Output the full listing below exactly, without the pictures.
··· DATA RECORDS
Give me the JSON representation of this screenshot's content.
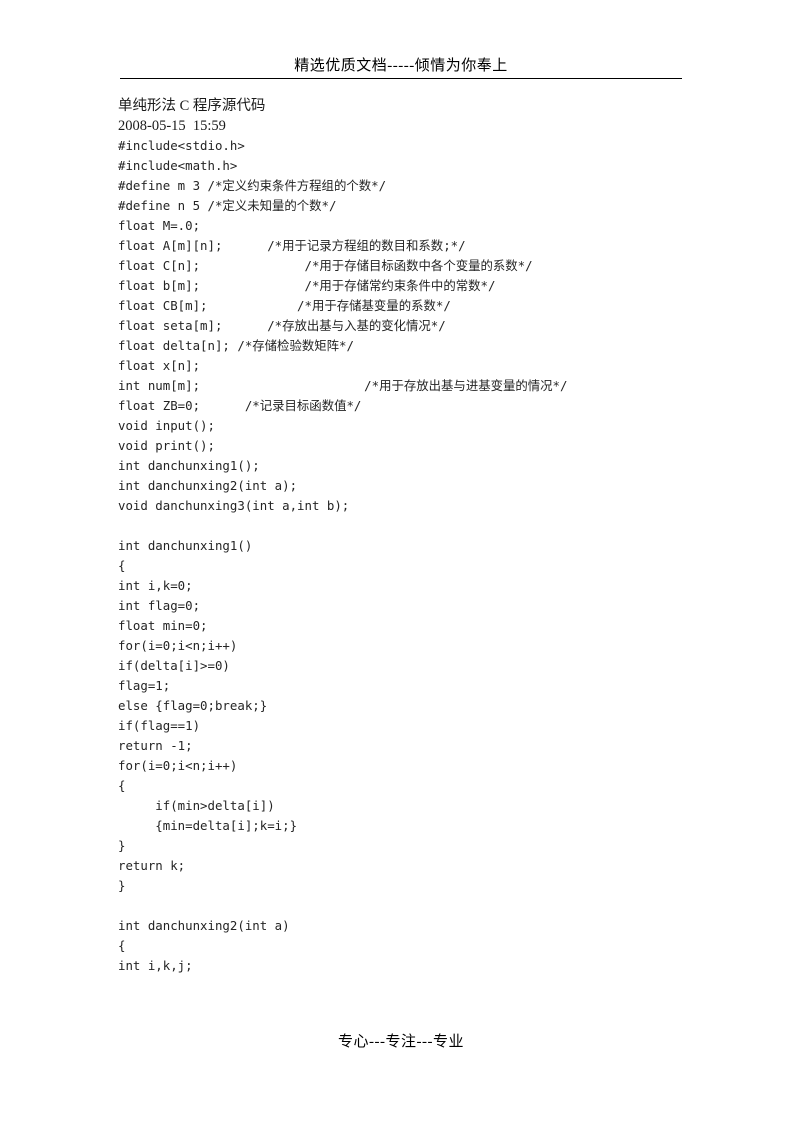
{
  "header": {
    "banner_text": "精选优质文档-----倾情为你奉上"
  },
  "document": {
    "title": "单纯形法 C 程序源代码",
    "timestamp": "2008-05-15  15:59",
    "code_lines": [
      "#include<stdio.h>",
      "#include<math.h>",
      "#define m 3 /*定义约束条件方程组的个数*/",
      "#define n 5 /*定义未知量的个数*/",
      "float M=.0;",
      "float A[m][n];      /*用于记录方程组的数目和系数;*/",
      "float C[n];              /*用于存储目标函数中各个变量的系数*/",
      "float b[m];              /*用于存储常约束条件中的常数*/",
      "float CB[m];            /*用于存储基变量的系数*/",
      "float seta[m];      /*存放出基与入基的变化情况*/",
      "float delta[n]; /*存储检验数矩阵*/",
      "float x[n];",
      "int num[m];                      /*用于存放出基与进基变量的情况*/",
      "float ZB=0;      /*记录目标函数值*/",
      "void input();",
      "void print();",
      "int danchunxing1();",
      "int danchunxing2(int a);",
      "void danchunxing3(int a,int b);",
      "",
      "int danchunxing1()",
      "{",
      "int i,k=0;",
      "int flag=0;",
      "float min=0;",
      "for(i=0;i<n;i++)",
      "if(delta[i]>=0)",
      "flag=1;",
      "else {flag=0;break;}",
      "if(flag==1)",
      "return -1;",
      "for(i=0;i<n;i++)",
      "{",
      "     if(min>delta[i])",
      "     {min=delta[i];k=i;}",
      "}",
      "return k;",
      "}",
      "",
      "int danchunxing2(int a)",
      "{",
      "int i,k,j;"
    ]
  },
  "footer": {
    "text": "专心---专注---专业"
  }
}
······
### EXERCISE RESPONSE:
Give me the JSON representation of this screenshot's content.
{
  "header": {
    "banner_text": "精选优质文档-----倾情为你奉上"
  },
  "document": {
    "title": "单纯形法 C 程序源代码",
    "timestamp": "2008-05-15  15:59",
    "code_lines": [
      "#include<stdio.h>",
      "#include<math.h>",
      "#define m 3 /*定义约束条件方程组的个数*/",
      "#define n 5 /*定义未知量的个数*/",
      "float M=.0;",
      "float A[m][n];      /*用于记录方程组的数目和系数;*/",
      "float C[n];              /*用于存储目标函数中各个变量的系数*/",
      "float b[m];              /*用于存储常约束条件中的常数*/",
      "float CB[m];            /*用于存储基变量的系数*/",
      "float seta[m];      /*存放出基与入基的变化情况*/",
      "float delta[n]; /*存储检验数矩阵*/",
      "float x[n];",
      "int num[m];                      /*用于存放出基与进基变量的情况*/",
      "float ZB=0;      /*记录目标函数值*/",
      "void input();",
      "void print();",
      "int danchunxing1();",
      "int danchunxing2(int a);",
      "void danchunxing3(int a,int b);",
      "",
      "int danchunxing1()",
      "{",
      "int i,k=0;",
      "int flag=0;",
      "float min=0;",
      "for(i=0;i<n;i++)",
      "if(delta[i]>=0)",
      "flag=1;",
      "else {flag=0;break;}",
      "if(flag==1)",
      "return -1;",
      "for(i=0;i<n;i++)",
      "{",
      "     if(min>delta[i])",
      "     {min=delta[i];k=i;}",
      "}",
      "return k;",
      "}",
      "",
      "int danchunxing2(int a)",
      "{",
      "int i,k,j;"
    ]
  },
  "footer": {
    "text": "专心---专注---专业"
  }
}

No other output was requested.